• _Written instruction_: Where the word "civili" occurs in a line, return that line.

• _Data_:
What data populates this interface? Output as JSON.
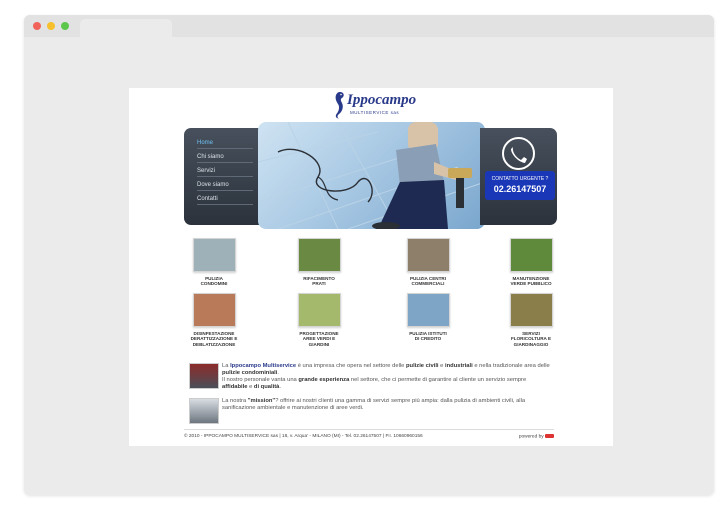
{
  "logo": {
    "title": "Ippocampo",
    "subtitle": "MULTISERVICE sas"
  },
  "nav": {
    "items": [
      "Home",
      "Chi siamo",
      "Servizi",
      "Dove siamo",
      "Contatti"
    ]
  },
  "contact": {
    "label": "CONTATTO URGENTE ?",
    "phone": "02.26147507"
  },
  "services": [
    {
      "l1": "PULIZIA",
      "l2": "CONDOMINI",
      "l3": "",
      "color": "#9fb1b8"
    },
    {
      "l1": "RIFACIMENTO",
      "l2": "PRATI",
      "l3": "",
      "color": "#6a8a44"
    },
    {
      "l1": "PULIZIA CENTRI",
      "l2": "COMMERCIALI",
      "l3": "",
      "color": "#8e7f6a"
    },
    {
      "l1": "MANUTENZIONE",
      "l2": "VERDE PUBBLICO",
      "l3": "",
      "color": "#5f8a3c"
    },
    {
      "l1": "DISINFESTAZIONE",
      "l2": "DERATTIZZAZIONE E",
      "l3": "DEBLATIZZAZIONE",
      "color": "#b87a58"
    },
    {
      "l1": "PROGETTAZIONE",
      "l2": "AREE VERDI E",
      "l3": "GIARDINI",
      "color": "#a5b96c"
    },
    {
      "l1": "PULIZIA ISTITUTI",
      "l2": "DI CREDITO",
      "l3": "",
      "color": "#7ea4c6"
    },
    {
      "l1": "SERVIZI",
      "l2": "FLORICOLTURA E",
      "l3": "GIARDINAGGIO",
      "color": "#8a7e4a"
    }
  ],
  "intro": {
    "p1_before": "La ",
    "p1_company": "Ippocampo Multiservice",
    "p1_mid": " è una impresa che opera nel settore delle ",
    "p1_b1": "pulizie civili",
    "p1_and": " e ",
    "p1_b2": "industriali",
    "p1_after": " e nella tradizionale area delle ",
    "p1_b3": "pulizie condominiali",
    "p1_end": ".",
    "p2_before": "Il nostro personale vanta una ",
    "p2_b1": "grande esperienza",
    "p2_mid": " nel settore, che ci permette di garantire al cliente un servizio sempre ",
    "p2_b2": "affidabile",
    "p2_and": " e ",
    "p2_b3": "di qualità",
    "p2_end": ".",
    "p3_before": "La nostra ",
    "p3_b1": "\"mission\"",
    "p3_after": "? offrire ai nostri clienti una gamma di servizi sempre più ampia: dalla pulizia di ambienti civili, alla sanificazione ambientale e manutenzione di aree verdi."
  },
  "footer": {
    "left": "© 2010 - IPPOCAMPO MULTISERVICE sas | 18, v. Arqua' - MILANO (MI) - Tel. 02.26147507 | P.I. 10660960156",
    "right": "powered by"
  }
}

• _Exercise answer_:
    "p1_b1": "pulizie civili",
    "p3_after": "? offrire ai nostri clienti una gamma di servizi sempre più ampia: dalla pulizia di ambienti civili, alla sanificazione ambientale e manutenzione di aree verdi."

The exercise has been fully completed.